Document page records:
▽

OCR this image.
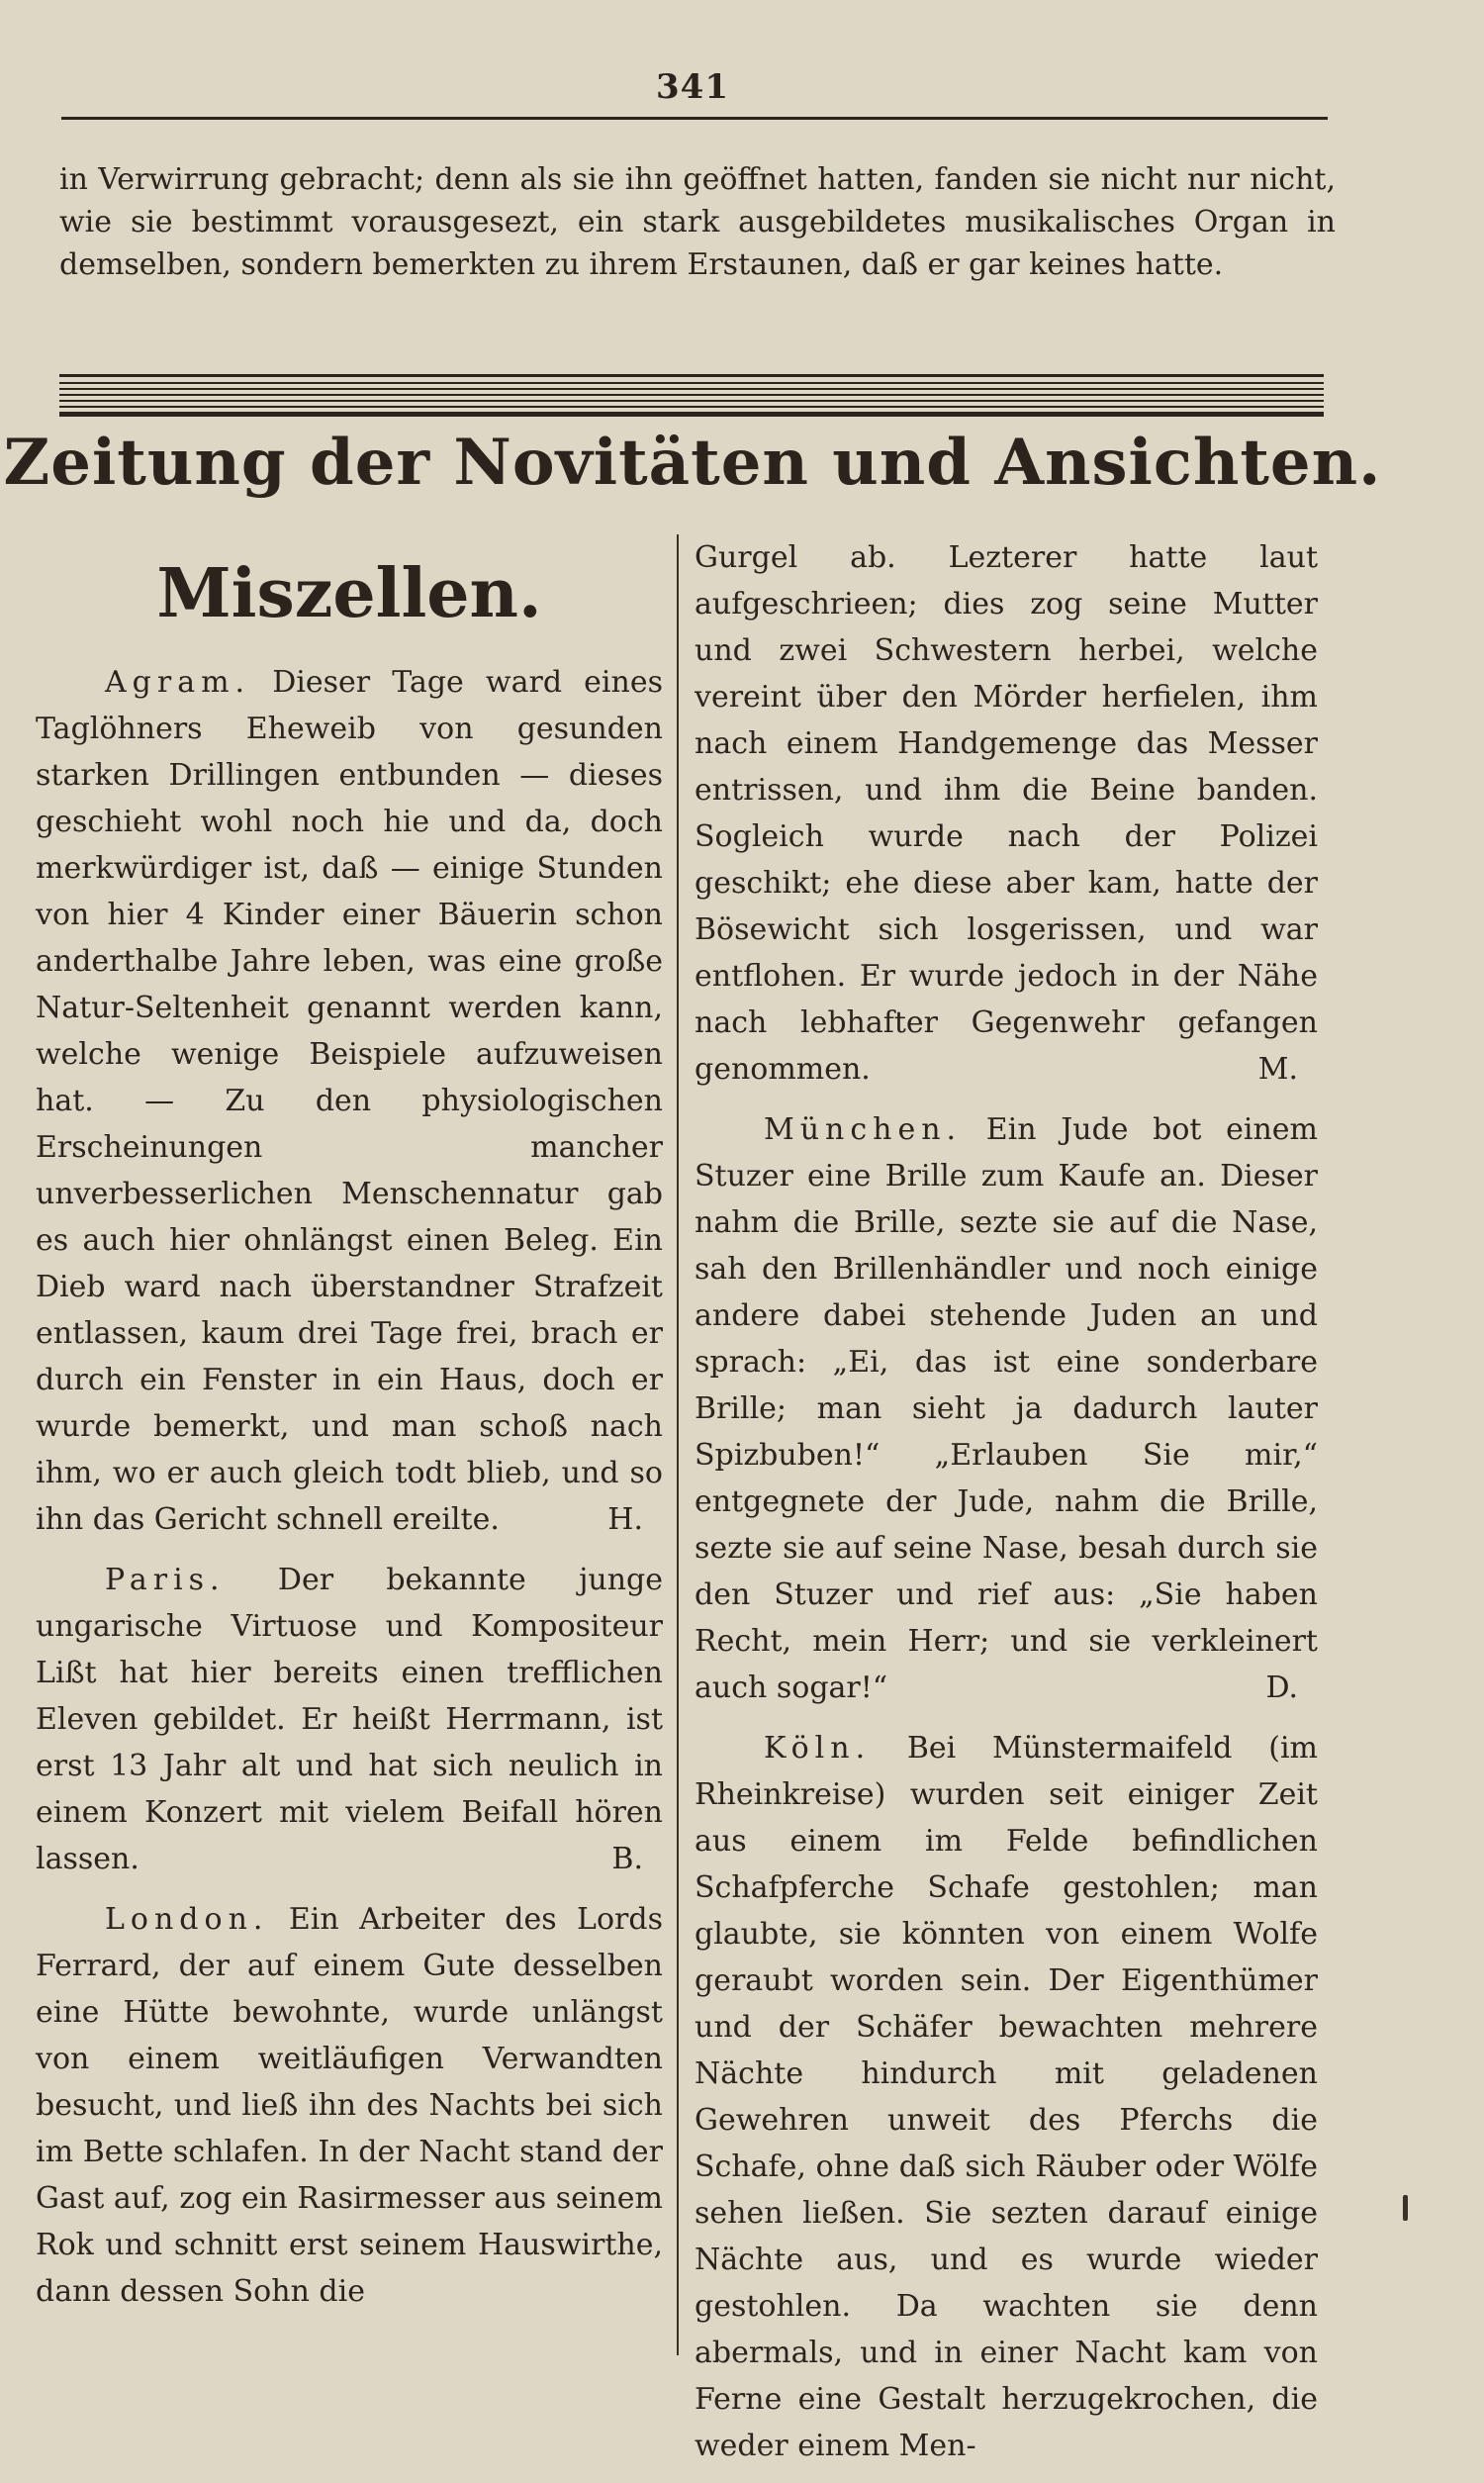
341
in Verwirrung gebracht; denn als sie ihn geöffnet hatten, fanden sie nicht nur nicht, wie sie bestimmt vorausgesezt, ein stark ausgebildetes musikalisches Organ in demselben, sondern bemerkten zu ihrem Erstaunen, daß er gar keines hatte.
Zeitung der Novitäten und Ansichten.
Miszellen.

Agram. Dieser Tage ward eines Taglöhners Eheweib von gesunden starken Drillingen entbunden — dieses geschieht wohl noch hie und da, doch merkwürdiger ist, daß — einige Stunden von hier 4 Kinder einer Bäuerin schon anderthalbe Jahre leben, was eine große Natur-Seltenheit genannt werden kann, welche wenige Beispiele aufzuweisen hat. — Zu den physiologischen Erscheinungen mancher unverbesserlichen Menschennatur gab es auch hier ohnlängst einen Beleg. Ein Dieb ward nach überstandner Strafzeit entlassen, kaum drei Tage frei, brach er durch ein Fenster in ein Haus, doch er wurde bemerkt, und man schoß nach ihm, wo er auch gleich todt blieb, und so ihn das Gericht schnell ereilte.	H.

Paris. Der bekannte junge ungarische Virtuose und Kompositeur Lißt hat hier bereits einen trefflichen Eleven gebildet. Er heißt Herrmann, ist erst 13 Jahr alt und hat sich neulich in einem Konzert mit vielem Beifall hören lassen.	B.

London. Ein Arbeiter des Lords Ferrard, der auf einem Gute desselben eine Hütte bewohnte, wurde unlängst von einem weitläufigen Verwandten besucht, und ließ ihn des Nachts bei sich im Bette schlafen. In der Nacht stand der Gast auf, zog ein Rasirmesser aus seinem Rok und schnitt erst seinem Hauswirthe, dann dessen Sohn die

Gurgel ab. Lezterer hatte laut aufgeschrieen; dies zog seine Mutter und zwei Schwestern herbei, welche vereint über den Mörder herfielen, ihm nach einem Handgemenge das Messer entrissen, und ihm die Beine banden. Sogleich wurde nach der Polizei geschikt; ehe diese aber kam, hatte der Bösewicht sich losgerissen, und war entflohen. Er wurde jedoch in der Nähe nach lebhafter Gegenwehr gefangen genommen.	M.

München. Ein Jude bot einem Stuzer eine Brille zum Kaufe an. Dieser nahm die Brille, sezte sie auf die Nase, sah den Brillenhändler und noch einige andere dabei stehende Juden an und sprach: „Ei, das ist eine sonderbare Brille; man sieht ja dadurch lauter Spizbuben!“ „Erlauben Sie mir,“ entgegnete der Jude, nahm die Brille, sezte sie auf seine Nase, besah durch sie den Stuzer und rief aus: „Sie haben Recht, mein Herr; und sie verkleinert auch sogar!“	D.

Köln. Bei Münstermaifeld (im Rheinkreise) wurden seit einiger Zeit aus einem im Felde befindlichen Schafpferche Schafe gestohlen; man glaubte, sie könnten von einem Wolfe geraubt worden sein. Der Eigenthümer und der Schäfer bewachten mehrere Nächte hindurch mit geladenen Gewehren unweit des Pferchs die Schafe, ohne daß sich Räuber oder Wölfe sehen ließen. Sie sezten darauf einige Nächte aus, und es wurde wieder gestohlen. Da wachten sie denn abermals, und in einer Nacht kam von Ferne eine Gestalt herzugekrochen, die weder einem Men-
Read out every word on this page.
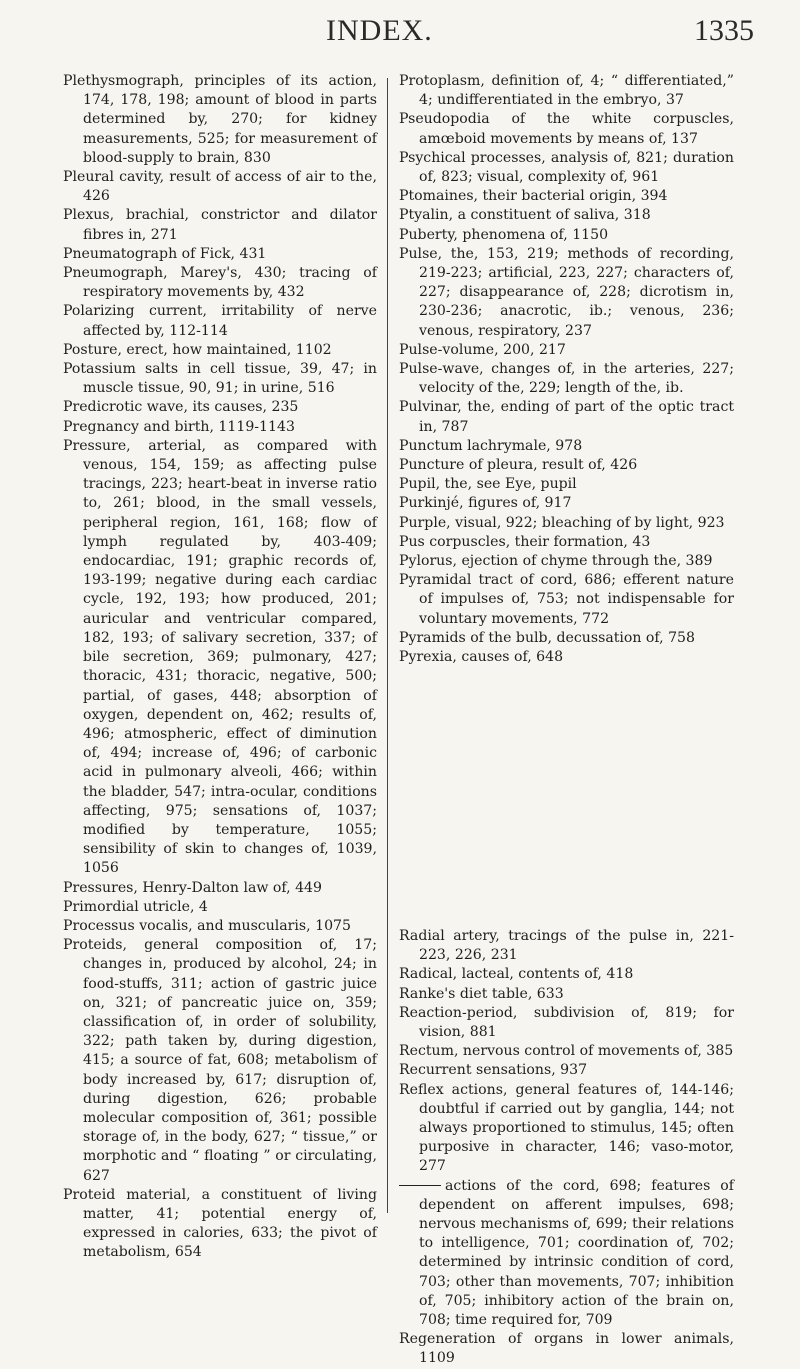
INDEX.	1335

Plethysmograph, principles of its action, 174, 178, 198; amount of blood in parts determined by, 270; for kidney measurements, 525; for measurement of blood-supply to brain, 830

Pleural cavity, result of access of air to the, 426

Plexus, brachial, constrictor and dilator fibres in, 271

Pneumatograph of Fick, 431

Pneumograph, Marey's, 430; tracing of respiratory movements by, 432

Polarizing current, irritability of nerve affected by, 112-114

Posture, erect, how maintained, 1102

Potassium salts in cell tissue, 39, 47; in muscle tissue, 90, 91; in urine, 516

Predicrotic wave, its causes, 235

Pregnancy and birth, 1119-1143

Pressure, arterial, as compared with venous, 154, 159; as affecting pulse tracings, 223; heart-beat in inverse ratio to, 261; blood, in the small vessels, peripheral region, 161, 168; flow of lymph regulated by, 403-409; endocardiac, 191; graphic records of, 193-199; negative during each cardiac cycle, 192, 193; how produced, 201; auricular and ventricular compared, 182, 193; of salivary secretion, 337; of bile secretion, 369; pulmonary, 427; thoracic, 431; thoracic, negative, 500; partial, of gases, 448; absorption of oxygen, dependent on, 462; results of, 496; atmospheric, effect of diminution of, 494; increase of, 496; of carbonic acid in pulmonary alveoli, 466; within the bladder, 547; intra-ocular, conditions affecting, 975; sensations of, 1037; modified by temperature, 1055; sensibility of skin to changes of, 1039, 1056

Pressures, Henry-Dalton law of, 449

Primordial utricle, 4

Processus vocalis, and muscularis, 1075

Proteids, general composition of, 17; changes in, produced by alcohol, 24; in food-stuffs, 311; action of gastric juice on, 321; of pancreatic juice on, 359; classification of, in order of solubility, 322; path taken by, during digestion, 415; a source of fat, 608; metabolism of body increased by, 617; disruption of, during digestion, 626; probable molecular composition of, 361; possible storage of, in the body, 627; “ tissue,” or morphotic and “ floating ” or circulating, 627

Proteid material, a constituent of living matter, 41; potential energy of, expressed in calories, 633; the pivot of metabolism, 654

Protoplasm, definition of, 4; “ differentiated,” 4; undifferentiated in the embryo, 37

Pseudopodia of the white corpuscles, amœboid movements by means of, 137

Psychical processes, analysis of, 821; duration of, 823; visual, complexity of, 961

Ptomaines, their bacterial origin, 394

Ptyalin, a constituent of saliva, 318

Puberty, phenomena of, 1150

Pulse, the, 153, 219; methods of recording, 219-223; artificial, 223, 227; characters of, 227; disappearance of, 228; dicrotism in, 230-236; anacrotic, ib.; venous, 236; venous, respiratory, 237

Pulse-volume, 200, 217

Pulse-wave, changes of, in the arteries, 227; velocity of the, 229; length of the, ib.

Pulvinar, the, ending of part of the optic tract in, 787

Punctum lachrymale, 978

Puncture of pleura, result of, 426

Pupil, the, see Eye, pupil

Purkinjé, figures of, 917

Purple, visual, 922; bleaching of by light, 923

Pus corpuscles, their formation, 43

Pylorus, ejection of chyme through the, 389

Pyramidal tract of cord, 686; efferent nature of impulses of, 753; not indispensable for voluntary movements, 772

Pyramids of the bulb, decussation of, 758

Pyrexia, causes of, 648

Radial artery, tracings of the pulse in, 221-223, 226, 231

Radical, lacteal, contents of, 418

Ranke's diet table, 633

Reaction-period, subdivision of, 819; for vision, 881

Rectum, nervous control of movements of, 385

Recurrent sensations, 937

Reflex actions, general features of, 144-146; doubtful if carried out by ganglia, 144; not always proportioned to stimulus, 145; often purposive in character, 146; vaso-motor, 277

actions of the cord, 698; features of dependent on afferent impulses, 698; nervous mechanisms of, 699; their relations to intelligence, 701; coordination of, 702; determined by intrinsic condition of cord, 703; other than movements, 707; inhibition of, 705; inhibitory action of the brain on, 708; time required for, 709

Regeneration of organs in lower animals, 1109
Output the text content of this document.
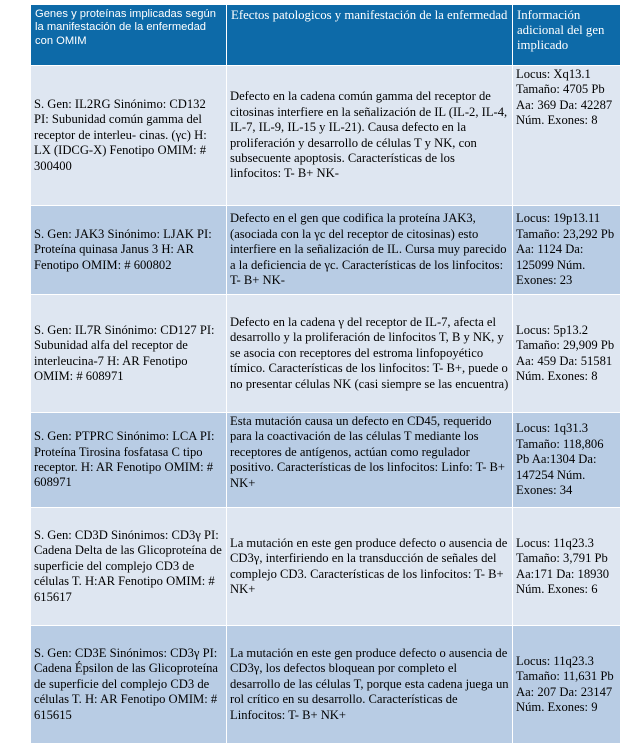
Genes y proteínas implicadas según la manifestación de la enfermedad con OMIM	Efectos patologicos y manifestación de la enfermedad	Información adicional del gen implicado
S. Gen: IL2RG Sinónimo: CD132 PI: Subunidad común gamma del receptor de interleu- cinas. (γc) H: LX (IDCG-X) Fenotipo OMIM: # 300400	Defecto en la cadena común gamma del receptor de citosinas interfiere en la señalización de IL (IL-2, IL-4, IL-7, IL-9, IL-15 y IL-21). Causa defecto en la proliferación y desarrollo de células T y NK, con subsecuente apoptosis. Características de los linfocitos: T- B+ NK-	Locus: Xq13.1 Tamaño: 4705 Pb Aa: 369 Da: 42287 Núm. Exones: 8
S. Gen: JAK3 Sinónimo: LJAK PI: Proteína quinasa Janus 3 H: AR Fenotipo OMIM: # 600802	Defecto en el gen que codifica la proteína JAK3, (asociada con la γc del receptor de citosinas) esto interfiere en la señalización de IL. Cursa muy parecido a la deficiencia de γc. Características de los linfocitos: T- B+ NK-	Locus: 19p13.11 Tamaño: 23,292 Pb Aa: 1124 Da: 125099 Núm. Exones: 23
S. Gen: IL7R Sinónimo: CD127 PI: Subunidad alfa del receptor de interleucina-7 H: AR Fenotipo OMIM: # 608971	Defecto en la cadena γ del receptor de IL-7, afecta el desarrollo y la proliferación de linfocitos T, B y NK, y se asocia con receptores del estroma linfopoyético tímico. Características de los linfocitos: T- B+, puede o no presentar células NK (casi siempre se las encuentra)	Locus: 5p13.2 Tamaño: 29,909 Pb Aa: 459 Da: 51581 Núm. Exones: 8
S. Gen: PTPRC Sinónimo: LCA PI: Proteína Tirosina fosfatasa C tipo receptor. H: AR Fenotipo OMIM: # 608971	Esta mutación causa un defecto en CD45, requerido para la coactivación de las células T mediante los receptores de antígenos, actúan como regulador positivo. Características de los linfocitos: Linfo: T- B+ NK+	Locus: 1q31.3 Tamaño: 118,806 Pb Aa:1304 Da: 147254 Núm. Exones: 34
S. Gen: CD3D Sinónimos: CD3γ PI: Cadena Delta de las Glicoproteína de superficie del complejo CD3 de células T. H:AR Fenotipo OMIM: # 615617	La mutación en este gen produce defecto o ausencia de CD3γ, interfiriendo en la transducción de señales del complejo CD3. Características de los linfocitos: T- B+ NK+	Locus: 11q23.3 Tamaño: 3,791 Pb Aa:171 Da: 18930 Núm. Exones: 6
S. Gen: CD3E Sinónimos: CD3γ PI: Cadena Épsilon de las Glicoproteína de superficie del complejo CD3 de células T. H: AR Fenotipo OMIM: # 615615	La mutación en este gen produce defecto o ausencia de CD3γ, los defectos bloquean por completo el desarrollo de las células T, porque esta cadena juega un rol crítico en su desarrollo. Características de Linfocitos: T- B+ NK+	Locus: 11q23.3 Tamaño: 11,631 Pb Aa: 207 Da: 23147 Núm. Exones: 9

△

[Problem description]: Set aside each line above that includes the string "determined" and report it.

[Response box]:
Plethysmograph, principles of its action, 174, 178, 198; amount of blood in parts determined by, 270; for kidney measurements, 525; for measurement of blood-supply to brain, 830
actions of the cord, 698; features of dependent on afferent impulses, 698; nervous mechanisms of, 699; their relations to intelligence, 701; coordination of, 702; determined by intrinsic condition of cord, 703; other than movements, 707; inhibition of, 705; inhibitory action of the brain on, 708; time required for, 709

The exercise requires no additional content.